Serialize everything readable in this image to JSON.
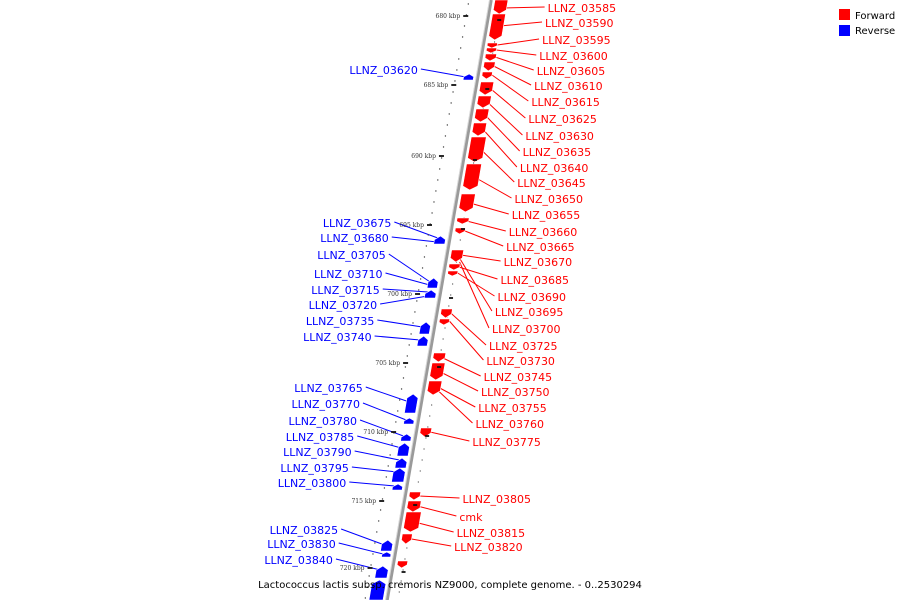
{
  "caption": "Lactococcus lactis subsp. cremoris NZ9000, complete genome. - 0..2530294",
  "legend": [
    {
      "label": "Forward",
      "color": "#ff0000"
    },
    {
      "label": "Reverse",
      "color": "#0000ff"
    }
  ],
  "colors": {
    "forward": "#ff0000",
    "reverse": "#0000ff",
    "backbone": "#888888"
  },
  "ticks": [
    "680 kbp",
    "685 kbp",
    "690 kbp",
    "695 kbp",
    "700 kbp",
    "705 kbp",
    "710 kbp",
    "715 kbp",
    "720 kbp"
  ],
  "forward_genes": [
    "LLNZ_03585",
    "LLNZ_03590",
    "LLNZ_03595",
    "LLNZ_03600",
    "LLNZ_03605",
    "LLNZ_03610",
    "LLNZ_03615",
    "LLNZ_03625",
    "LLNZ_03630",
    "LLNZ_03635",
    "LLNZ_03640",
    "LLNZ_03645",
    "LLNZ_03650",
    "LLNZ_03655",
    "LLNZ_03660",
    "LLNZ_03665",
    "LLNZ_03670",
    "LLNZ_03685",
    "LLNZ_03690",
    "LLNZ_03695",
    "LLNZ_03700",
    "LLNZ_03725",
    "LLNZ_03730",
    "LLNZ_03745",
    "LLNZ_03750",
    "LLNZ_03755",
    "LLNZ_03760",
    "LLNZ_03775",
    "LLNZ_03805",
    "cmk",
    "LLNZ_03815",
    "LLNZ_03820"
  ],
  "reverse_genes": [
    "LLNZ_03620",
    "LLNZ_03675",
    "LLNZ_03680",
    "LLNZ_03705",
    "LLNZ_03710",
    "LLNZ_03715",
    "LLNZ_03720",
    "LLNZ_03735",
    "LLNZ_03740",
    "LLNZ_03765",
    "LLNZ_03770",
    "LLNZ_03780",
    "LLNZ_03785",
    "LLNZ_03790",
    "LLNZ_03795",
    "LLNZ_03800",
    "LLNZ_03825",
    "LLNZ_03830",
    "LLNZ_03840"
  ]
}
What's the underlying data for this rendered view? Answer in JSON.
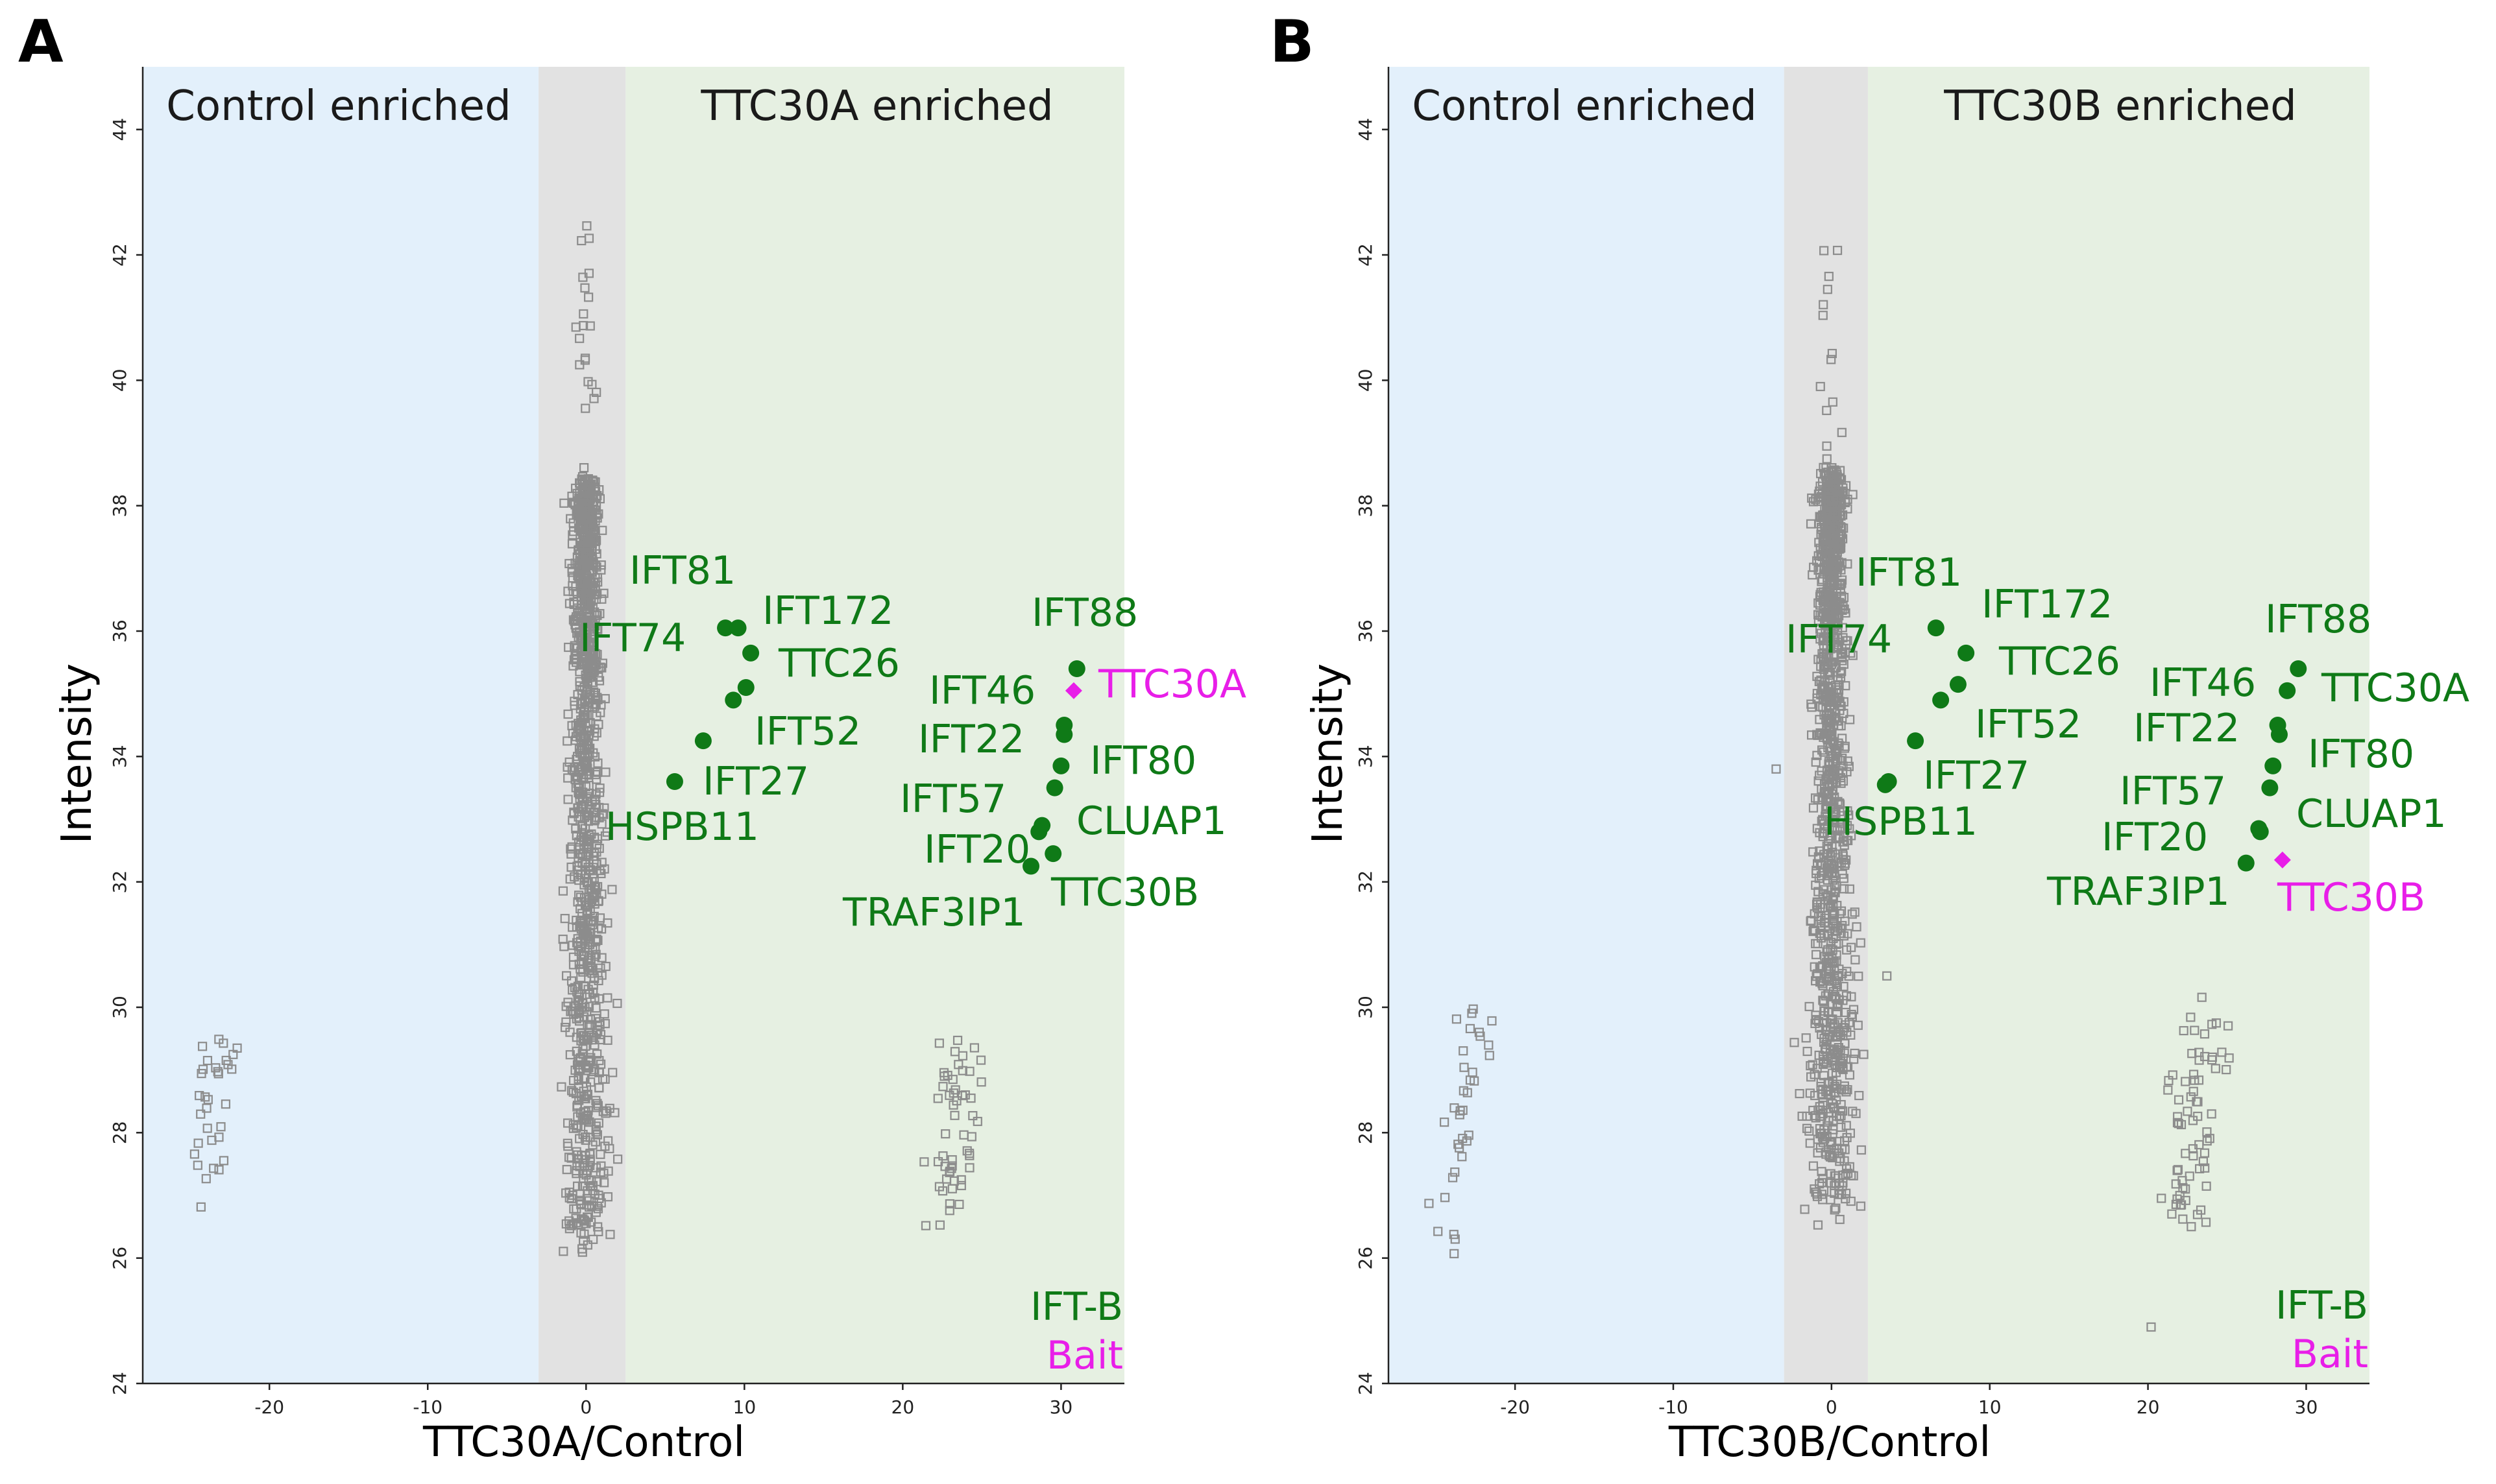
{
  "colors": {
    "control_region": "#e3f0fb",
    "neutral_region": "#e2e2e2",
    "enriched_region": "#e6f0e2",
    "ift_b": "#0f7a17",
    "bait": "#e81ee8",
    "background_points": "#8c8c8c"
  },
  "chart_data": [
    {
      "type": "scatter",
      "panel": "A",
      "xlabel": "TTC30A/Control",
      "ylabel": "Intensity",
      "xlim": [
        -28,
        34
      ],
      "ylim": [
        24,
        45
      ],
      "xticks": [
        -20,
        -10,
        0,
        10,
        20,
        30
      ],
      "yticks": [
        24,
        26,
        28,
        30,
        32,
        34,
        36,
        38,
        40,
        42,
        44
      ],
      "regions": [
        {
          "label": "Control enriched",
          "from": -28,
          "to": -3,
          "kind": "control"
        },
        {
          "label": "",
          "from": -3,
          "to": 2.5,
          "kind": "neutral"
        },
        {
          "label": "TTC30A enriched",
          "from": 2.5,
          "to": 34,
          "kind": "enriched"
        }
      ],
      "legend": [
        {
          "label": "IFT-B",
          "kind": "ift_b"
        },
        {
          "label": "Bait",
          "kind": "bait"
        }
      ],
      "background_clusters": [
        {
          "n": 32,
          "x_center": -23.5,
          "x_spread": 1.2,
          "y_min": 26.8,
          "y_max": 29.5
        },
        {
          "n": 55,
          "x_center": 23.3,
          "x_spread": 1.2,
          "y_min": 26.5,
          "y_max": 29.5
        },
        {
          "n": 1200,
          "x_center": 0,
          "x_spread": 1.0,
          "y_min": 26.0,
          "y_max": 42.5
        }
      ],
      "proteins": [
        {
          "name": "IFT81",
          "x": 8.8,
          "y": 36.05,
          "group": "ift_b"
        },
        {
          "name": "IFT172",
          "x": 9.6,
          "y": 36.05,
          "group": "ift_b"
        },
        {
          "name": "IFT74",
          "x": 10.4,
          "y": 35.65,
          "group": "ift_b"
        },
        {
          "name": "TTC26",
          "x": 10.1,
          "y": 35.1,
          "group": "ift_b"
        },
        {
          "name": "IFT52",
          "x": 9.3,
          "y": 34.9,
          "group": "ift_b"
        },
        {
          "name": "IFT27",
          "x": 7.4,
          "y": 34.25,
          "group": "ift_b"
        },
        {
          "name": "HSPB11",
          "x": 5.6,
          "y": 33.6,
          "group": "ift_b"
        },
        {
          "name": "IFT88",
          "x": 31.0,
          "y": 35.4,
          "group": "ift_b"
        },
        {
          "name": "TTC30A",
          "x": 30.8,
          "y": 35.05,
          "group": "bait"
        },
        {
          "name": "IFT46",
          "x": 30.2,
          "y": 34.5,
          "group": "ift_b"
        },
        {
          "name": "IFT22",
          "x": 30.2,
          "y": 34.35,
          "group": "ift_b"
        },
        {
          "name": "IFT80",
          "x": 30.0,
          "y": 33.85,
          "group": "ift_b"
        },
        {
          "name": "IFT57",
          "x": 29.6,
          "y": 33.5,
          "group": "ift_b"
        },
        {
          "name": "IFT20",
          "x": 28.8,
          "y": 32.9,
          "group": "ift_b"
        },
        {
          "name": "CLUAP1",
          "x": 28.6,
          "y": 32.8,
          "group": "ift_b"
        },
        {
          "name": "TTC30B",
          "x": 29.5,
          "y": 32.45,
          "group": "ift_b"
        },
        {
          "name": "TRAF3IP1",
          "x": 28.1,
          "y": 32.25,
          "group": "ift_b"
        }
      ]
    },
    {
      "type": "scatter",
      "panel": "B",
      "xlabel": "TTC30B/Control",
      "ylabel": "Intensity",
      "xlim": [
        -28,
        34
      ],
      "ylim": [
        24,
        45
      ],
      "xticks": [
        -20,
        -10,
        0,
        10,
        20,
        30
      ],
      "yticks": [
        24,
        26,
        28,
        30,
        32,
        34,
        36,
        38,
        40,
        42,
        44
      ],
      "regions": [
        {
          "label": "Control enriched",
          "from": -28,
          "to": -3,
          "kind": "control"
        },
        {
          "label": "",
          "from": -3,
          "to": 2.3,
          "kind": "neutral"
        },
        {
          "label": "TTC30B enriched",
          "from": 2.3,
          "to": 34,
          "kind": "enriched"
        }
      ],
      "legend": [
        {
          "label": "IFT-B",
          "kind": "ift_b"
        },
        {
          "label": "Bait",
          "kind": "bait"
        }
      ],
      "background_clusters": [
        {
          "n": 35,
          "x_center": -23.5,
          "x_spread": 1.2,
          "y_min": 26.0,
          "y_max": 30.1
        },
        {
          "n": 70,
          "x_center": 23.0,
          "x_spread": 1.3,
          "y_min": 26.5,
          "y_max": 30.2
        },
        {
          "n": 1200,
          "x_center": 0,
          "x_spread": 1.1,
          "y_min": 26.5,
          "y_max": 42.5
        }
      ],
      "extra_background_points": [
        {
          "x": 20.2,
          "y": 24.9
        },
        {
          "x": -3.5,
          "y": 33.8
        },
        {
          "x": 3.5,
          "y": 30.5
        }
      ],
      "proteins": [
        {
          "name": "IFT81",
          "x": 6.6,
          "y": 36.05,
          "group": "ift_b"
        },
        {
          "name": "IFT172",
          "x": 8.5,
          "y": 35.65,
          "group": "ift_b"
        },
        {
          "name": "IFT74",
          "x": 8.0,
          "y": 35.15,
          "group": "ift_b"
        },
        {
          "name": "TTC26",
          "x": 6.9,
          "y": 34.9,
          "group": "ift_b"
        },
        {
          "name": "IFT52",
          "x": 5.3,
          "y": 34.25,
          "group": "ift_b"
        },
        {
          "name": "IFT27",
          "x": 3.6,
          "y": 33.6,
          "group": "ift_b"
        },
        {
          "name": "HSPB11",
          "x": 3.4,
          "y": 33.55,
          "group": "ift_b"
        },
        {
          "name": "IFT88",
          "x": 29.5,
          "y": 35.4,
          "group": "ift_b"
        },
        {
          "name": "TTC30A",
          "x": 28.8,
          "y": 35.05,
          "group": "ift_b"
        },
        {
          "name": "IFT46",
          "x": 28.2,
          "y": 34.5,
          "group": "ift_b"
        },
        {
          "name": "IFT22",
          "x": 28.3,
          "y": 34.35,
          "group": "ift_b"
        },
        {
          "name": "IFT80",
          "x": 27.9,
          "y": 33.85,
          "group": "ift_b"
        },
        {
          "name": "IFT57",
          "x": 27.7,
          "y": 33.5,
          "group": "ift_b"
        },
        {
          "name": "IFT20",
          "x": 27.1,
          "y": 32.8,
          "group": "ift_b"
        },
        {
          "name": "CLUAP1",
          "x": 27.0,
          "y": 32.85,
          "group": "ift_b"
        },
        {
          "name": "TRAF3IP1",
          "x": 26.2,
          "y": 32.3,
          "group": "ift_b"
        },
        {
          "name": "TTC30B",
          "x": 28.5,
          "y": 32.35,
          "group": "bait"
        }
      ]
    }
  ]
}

※ ※ ※

- _Action item_
Write out each line above with the word "this".

- _Final answer_
Serialize everything readable in this image to JSON.
What's the underlying data for this rendered view? Answer in JSON.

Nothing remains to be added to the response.